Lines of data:
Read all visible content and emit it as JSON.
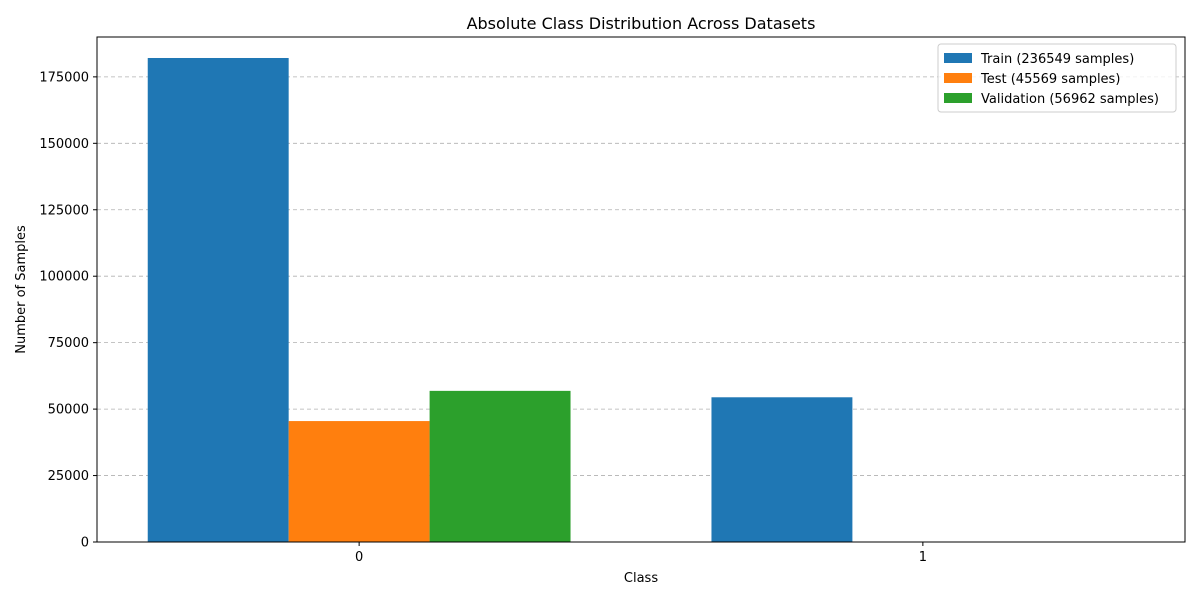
{
  "chart_data": {
    "type": "bar",
    "title": "Absolute Class Distribution Across Datasets",
    "xlabel": "Class",
    "ylabel": "Number of Samples",
    "categories": [
      "0",
      "1"
    ],
    "series": [
      {
        "name": "Train (236549 samples)",
        "values": [
          182100,
          54449
        ],
        "color": "#1f77b4"
      },
      {
        "name": "Test (45569 samples)",
        "values": [
          45500,
          69
        ],
        "color": "#ff7f0e"
      },
      {
        "name": "Validation (56962 samples)",
        "values": [
          56864,
          98
        ],
        "color": "#2ca02c"
      }
    ],
    "ylim": [
      0,
      190000
    ],
    "yticks": [
      0,
      25000,
      50000,
      75000,
      100000,
      125000,
      150000,
      175000
    ],
    "grid": "y-dashed",
    "legend_position": "top-right"
  }
}
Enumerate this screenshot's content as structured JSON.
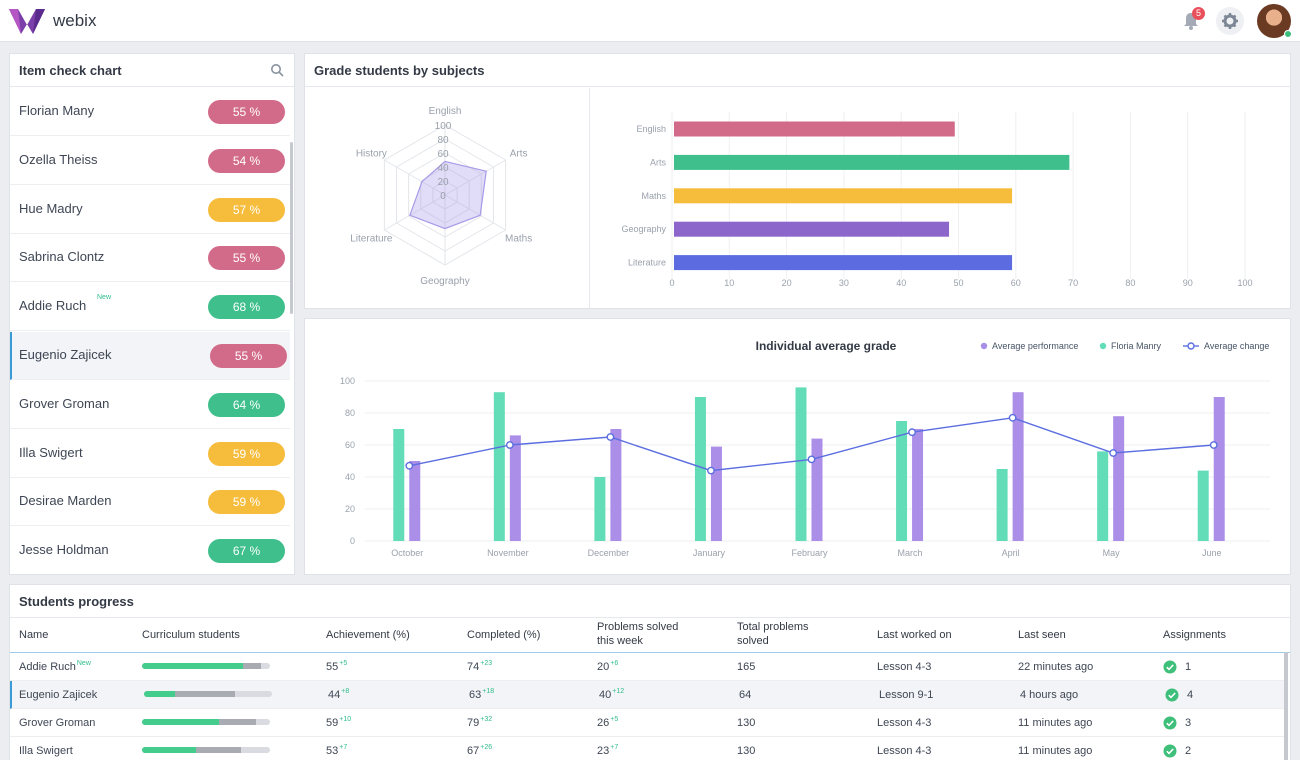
{
  "app": {
    "brand": "webix",
    "notifications": "5",
    "accent": "#3b9bd6"
  },
  "item_check": {
    "title": "Item check chart",
    "items": [
      {
        "name": "Florian Many",
        "value": "55 %",
        "color": "#d26b8a",
        "new": ""
      },
      {
        "name": "Ozella Theiss",
        "value": "54 %",
        "color": "#d26b8a",
        "new": ""
      },
      {
        "name": "Hue Madry",
        "value": "57 %",
        "color": "#f6bc3c",
        "new": ""
      },
      {
        "name": "Sabrina Clontz",
        "value": "55 %",
        "color": "#d26b8a",
        "new": ""
      },
      {
        "name": "Addie Ruch",
        "value": "68 %",
        "color": "#3ebf8c",
        "new": "New"
      },
      {
        "name": "Eugenio Zajicek",
        "value": "55 %",
        "color": "#d26b8a",
        "new": "",
        "selected": true
      },
      {
        "name": "Grover Groman",
        "value": "64 %",
        "color": "#3ebf8c",
        "new": ""
      },
      {
        "name": "Illa Swigert",
        "value": "59 %",
        "color": "#f6bc3c",
        "new": ""
      },
      {
        "name": "Desirae Marden",
        "value": "59 %",
        "color": "#f6bc3c",
        "new": ""
      },
      {
        "name": "Jesse Holdman",
        "value": "67 %",
        "color": "#3ebf8c",
        "new": ""
      }
    ]
  },
  "grades": {
    "title": "Grade students by subjects",
    "radar_ticks": [
      "100",
      "80",
      "60",
      "40",
      "20",
      "0"
    ]
  },
  "chart_data": [
    {
      "type": "radar",
      "axes": [
        "English",
        "Arts",
        "Maths",
        "Geography",
        "Literature",
        "History"
      ],
      "values": [
        48,
        68,
        58,
        48,
        58,
        38
      ],
      "ylim": [
        0,
        100
      ],
      "color": "#a89ae8"
    },
    {
      "type": "bar",
      "orientation": "horizontal",
      "categories": [
        "English",
        "Arts",
        "Maths",
        "Geography",
        "Literature"
      ],
      "values": [
        49,
        69,
        59,
        48,
        59
      ],
      "colors": [
        "#d26b8a",
        "#3ebf8c",
        "#f6bc3c",
        "#8d66cc",
        "#5d6be0"
      ],
      "xlim": [
        0,
        100
      ],
      "xticks": [
        "0",
        "10",
        "20",
        "30",
        "40",
        "50",
        "60",
        "70",
        "80",
        "90",
        "100"
      ],
      "grid": true
    },
    {
      "type": "bar",
      "title": "Individual average grade",
      "categories": [
        "October",
        "November",
        "December",
        "January",
        "February",
        "March",
        "April",
        "May",
        "June"
      ],
      "ylim": [
        0,
        100
      ],
      "yticks": [
        "0",
        "20",
        "40",
        "60",
        "80",
        "100"
      ],
      "legend_position": "top-right",
      "series": [
        {
          "name": "Floria Manry",
          "type": "bar",
          "color": "#63dcb8",
          "values": [
            70,
            93,
            40,
            90,
            96,
            75,
            45,
            56,
            44
          ]
        },
        {
          "name": "Average performance",
          "type": "bar",
          "color": "#ab8ee8",
          "values": [
            50,
            66,
            70,
            59,
            64,
            70,
            93,
            78,
            90
          ]
        },
        {
          "name": "Average change",
          "type": "line",
          "color": "#5b6ee0",
          "values": [
            47,
            60,
            65,
            44,
            51,
            68,
            77,
            55,
            60
          ]
        }
      ],
      "legend_order": [
        "Average performance",
        "Floria Manry",
        "Average change"
      ]
    }
  ],
  "progress": {
    "title": "Students progress",
    "columns": [
      {
        "l1": "Name",
        "l2": ""
      },
      {
        "l1": "Curriculum students",
        "l2": ""
      },
      {
        "l1": "Achievement (%)",
        "l2": ""
      },
      {
        "l1": "Completed (%)",
        "l2": ""
      },
      {
        "l1": "Problems solved",
        "l2": "this week"
      },
      {
        "l1": "Total problems",
        "l2": "solved"
      },
      {
        "l1": "Last worked on",
        "l2": ""
      },
      {
        "l1": "Last seen",
        "l2": ""
      },
      {
        "l1": "Assignments",
        "l2": ""
      }
    ],
    "rows": [
      {
        "name": "Addie Ruch",
        "new": "New",
        "cur_a": 0.79,
        "cur_b": 0.14,
        "ach": "55",
        "ach_d": "+5",
        "comp": "74",
        "comp_d": "+23",
        "week": "20",
        "week_d": "+6",
        "total": "165",
        "lesson": "Lesson 4-3",
        "seen": "22 minutes ago",
        "assign": "1"
      },
      {
        "name": "Eugenio Zajicek",
        "new": "",
        "cur_a": 0.24,
        "cur_b": 0.47,
        "ach": "44",
        "ach_d": "+8",
        "comp": "63",
        "comp_d": "+18",
        "week": "40",
        "week_d": "+12",
        "total": "64",
        "lesson": "Lesson 9-1",
        "seen": "4 hours ago",
        "assign": "4",
        "selected": true
      },
      {
        "name": "Grover Groman",
        "new": "",
        "cur_a": 0.6,
        "cur_b": 0.29,
        "ach": "59",
        "ach_d": "+10",
        "comp": "79",
        "comp_d": "+32",
        "week": "26",
        "week_d": "+5",
        "total": "130",
        "lesson": "Lesson 4-3",
        "seen": "11 minutes ago",
        "assign": "3"
      },
      {
        "name": "Illa Swigert",
        "new": "",
        "cur_a": 0.42,
        "cur_b": 0.35,
        "ach": "53",
        "ach_d": "+7",
        "comp": "67",
        "comp_d": "+26",
        "week": "23",
        "week_d": "+7",
        "total": "130",
        "lesson": "Lesson 4-3",
        "seen": "11 minutes ago",
        "assign": "2"
      }
    ]
  }
}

→ The request: Write out the entries again, exactly as given, skipping any images.

→ Task output:
Read all visible content and emit it as JSON.
{
  "chart_data": {
    "type": "bar",
    "title": "Absolute Class Distribution Across Datasets",
    "xlabel": "Class",
    "ylabel": "Number of Samples",
    "categories": [
      "0",
      "1"
    ],
    "series": [
      {
        "name": "Train (236549 samples)",
        "values": [
          182100,
          54449
        ],
        "color": "#1f77b4"
      },
      {
        "name": "Test (45569 samples)",
        "values": [
          45500,
          69
        ],
        "color": "#ff7f0e"
      },
      {
        "name": "Validation (56962 samples)",
        "values": [
          56864,
          98
        ],
        "color": "#2ca02c"
      }
    ],
    "ylim": [
      0,
      190000
    ],
    "yticks": [
      0,
      25000,
      50000,
      75000,
      100000,
      125000,
      150000,
      175000
    ],
    "grid": "y-dashed",
    "legend_position": "top-right"
  }
}
Enumerate this screenshot's content as structured JSON.
{
  "app": {
    "brand": "webix",
    "notifications": "5",
    "accent": "#3b9bd6"
  },
  "item_check": {
    "title": "Item check chart",
    "items": [
      {
        "name": "Florian Many",
        "value": "55 %",
        "color": "#d26b8a",
        "new": ""
      },
      {
        "name": "Ozella Theiss",
        "value": "54 %",
        "color": "#d26b8a",
        "new": ""
      },
      {
        "name": "Hue Madry",
        "value": "57 %",
        "color": "#f6bc3c",
        "new": ""
      },
      {
        "name": "Sabrina Clontz",
        "value": "55 %",
        "color": "#d26b8a",
        "new": ""
      },
      {
        "name": "Addie Ruch",
        "value": "68 %",
        "color": "#3ebf8c",
        "new": "New"
      },
      {
        "name": "Eugenio Zajicek",
        "value": "55 %",
        "color": "#d26b8a",
        "new": "",
        "selected": true
      },
      {
        "name": "Grover Groman",
        "value": "64 %",
        "color": "#3ebf8c",
        "new": ""
      },
      {
        "name": "Illa Swigert",
        "value": "59 %",
        "color": "#f6bc3c",
        "new": ""
      },
      {
        "name": "Desirae Marden",
        "value": "59 %",
        "color": "#f6bc3c",
        "new": ""
      },
      {
        "name": "Jesse Holdman",
        "value": "67 %",
        "color": "#3ebf8c",
        "new": ""
      }
    ]
  },
  "grades": {
    "title": "Grade students by subjects",
    "radar_ticks": [
      "100",
      "80",
      "60",
      "40",
      "20",
      "0"
    ]
  },
  "chart_data": [
    {
      "type": "radar",
      "axes": [
        "English",
        "Arts",
        "Maths",
        "Geography",
        "Literature",
        "History"
      ],
      "values": [
        48,
        68,
        58,
        48,
        58,
        38
      ],
      "ylim": [
        0,
        100
      ],
      "color": "#a89ae8"
    },
    {
      "type": "bar",
      "orientation": "horizontal",
      "categories": [
        "English",
        "Arts",
        "Maths",
        "Geography",
        "Literature"
      ],
      "values": [
        49,
        69,
        59,
        48,
        59
      ],
      "colors": [
        "#d26b8a",
        "#3ebf8c",
        "#f6bc3c",
        "#8d66cc",
        "#5d6be0"
      ],
      "xlim": [
        0,
        100
      ],
      "xticks": [
        "0",
        "10",
        "20",
        "30",
        "40",
        "50",
        "60",
        "70",
        "80",
        "90",
        "100"
      ],
      "grid": true
    },
    {
      "type": "bar",
      "title": "Individual average grade",
      "categories": [
        "October",
        "November",
        "December",
        "January",
        "February",
        "March",
        "April",
        "May",
        "June"
      ],
      "ylim": [
        0,
        100
      ],
      "yticks": [
        "0",
        "20",
        "40",
        "60",
        "80",
        "100"
      ],
      "legend_position": "top-right",
      "series": [
        {
          "name": "Floria Manry",
          "type": "bar",
          "color": "#63dcb8",
          "values": [
            70,
            93,
            40,
            90,
            96,
            75,
            45,
            56,
            44
          ]
        },
        {
          "name": "Average performance",
          "type": "bar",
          "color": "#ab8ee8",
          "values": [
            50,
            66,
            70,
            59,
            64,
            70,
            93,
            78,
            90
          ]
        },
        {
          "name": "Average change",
          "type": "line",
          "color": "#5b6ee0",
          "values": [
            47,
            60,
            65,
            44,
            51,
            68,
            77,
            55,
            60
          ]
        }
      ],
      "legend_order": [
        "Average performance",
        "Floria Manry",
        "Average change"
      ]
    }
  ],
  "progress": {
    "title": "Students progress",
    "columns": [
      {
        "l1": "Name",
        "l2": ""
      },
      {
        "l1": "Curriculum students",
        "l2": ""
      },
      {
        "l1": "Achievement (%)",
        "l2": ""
      },
      {
        "l1": "Completed (%)",
        "l2": ""
      },
      {
        "l1": "Problems solved",
        "l2": "this week"
      },
      {
        "l1": "Total problems",
        "l2": "solved"
      },
      {
        "l1": "Last worked on",
        "l2": ""
      },
      {
        "l1": "Last seen",
        "l2": ""
      },
      {
        "l1": "Assignments",
        "l2": ""
      }
    ],
    "rows": [
      {
        "name": "Addie Ruch",
        "new": "New",
        "cur_a": 0.79,
        "cur_b": 0.14,
        "ach": "55",
        "ach_d": "+5",
        "comp": "74",
        "comp_d": "+23",
        "week": "20",
        "week_d": "+6",
        "total": "165",
        "lesson": "Lesson 4-3",
        "seen": "22 minutes ago",
        "assign": "1"
      },
      {
        "name": "Eugenio Zajicek",
        "new": "",
        "cur_a": 0.24,
        "cur_b": 0.47,
        "ach": "44",
        "ach_d": "+8",
        "comp": "63",
        "comp_d": "+18",
        "week": "40",
        "week_d": "+12",
        "total": "64",
        "lesson": "Lesson 9-1",
        "seen": "4 hours ago",
        "assign": "4",
        "selected": true
      },
      {
        "name": "Grover Groman",
        "new": "",
        "cur_a": 0.6,
        "cur_b": 0.29,
        "ach": "59",
        "ach_d": "+10",
        "comp": "79",
        "comp_d": "+32",
        "week": "26",
        "week_d": "+5",
        "total": "130",
        "lesson": "Lesson 4-3",
        "seen": "11 minutes ago",
        "assign": "3"
      },
      {
        "name": "Illa Swigert",
        "new": "",
        "cur_a": 0.42,
        "cur_b": 0.35,
        "ach": "53",
        "ach_d": "+7",
        "comp": "67",
        "comp_d": "+26",
        "week": "23",
        "week_d": "+7",
        "total": "130",
        "lesson": "Lesson 4-3",
        "seen": "11 minutes ago",
        "assign": "2"
      }
    ]
  }
}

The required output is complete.